### Exercise task
Copy out every record below exactly as written, but leave out any pictures.

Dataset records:
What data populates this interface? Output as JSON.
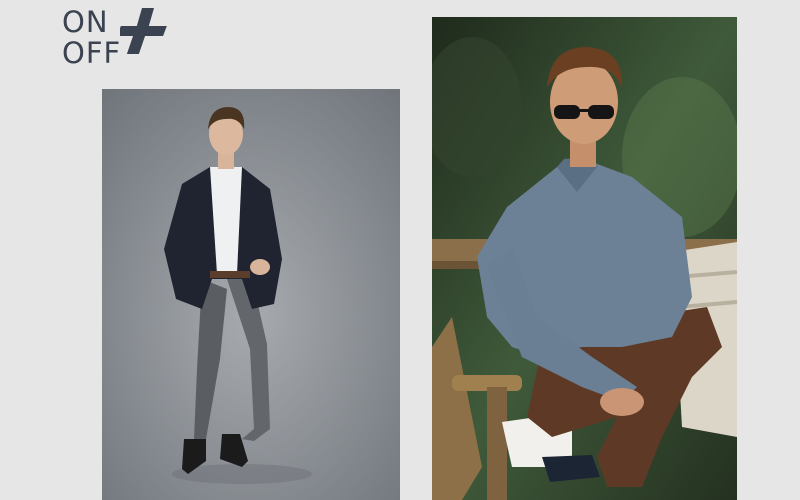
{
  "brand": {
    "line1": "ON",
    "line2": "OFF",
    "mark": "plus-icon",
    "text_color": "#3b4350"
  },
  "photos": [
    {
      "subject": "model-blazer-white-shirt-grey-trousers",
      "background": "#8f949a"
    },
    {
      "subject": "model-sunglasses-blue-shirt-brown-trousers-bench",
      "background": "#2b3a2a"
    }
  ],
  "colors": {
    "page_background": "#e6e6e6"
  }
}
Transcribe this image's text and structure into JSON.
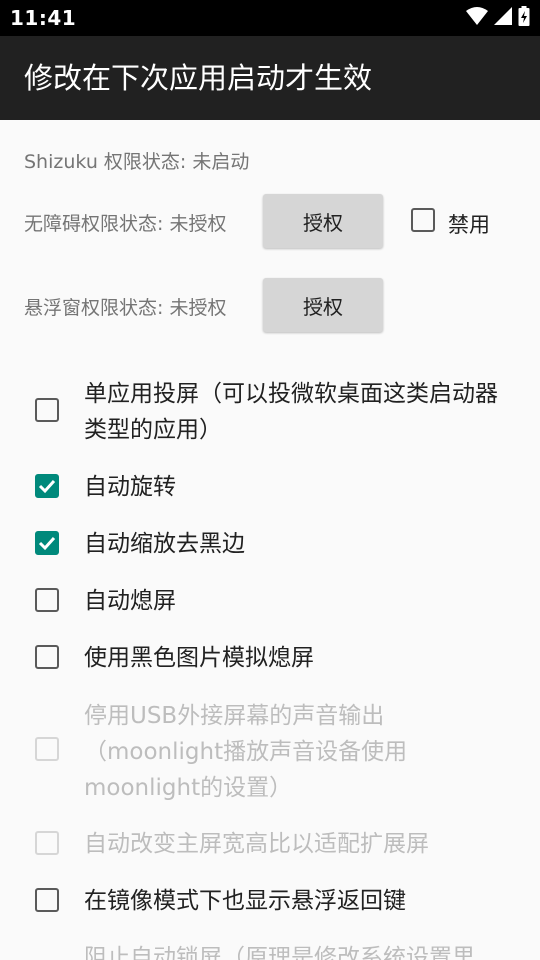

### Result of the exercise
What data populates this interface? Output as JSON.
{
  "brand": {
    "line1": "ON",
    "line2": "OFF",
    "mark": "plus-icon",
    "text_color": "#3b4350"
  },
  "photos": [
    {
      "subject": "model-blazer-white-shirt-grey-trousers",
      "background": "#8f949a"
    },
    {
      "subject": "model-sunglasses-blue-shirt-brown-trousers-bench",
      "background": "#2b3a2a"
    }
  ],
  "colors": {
    "page_background": "#e6e6e6"
  }
}
Transcribe this image's text and structure into JSON.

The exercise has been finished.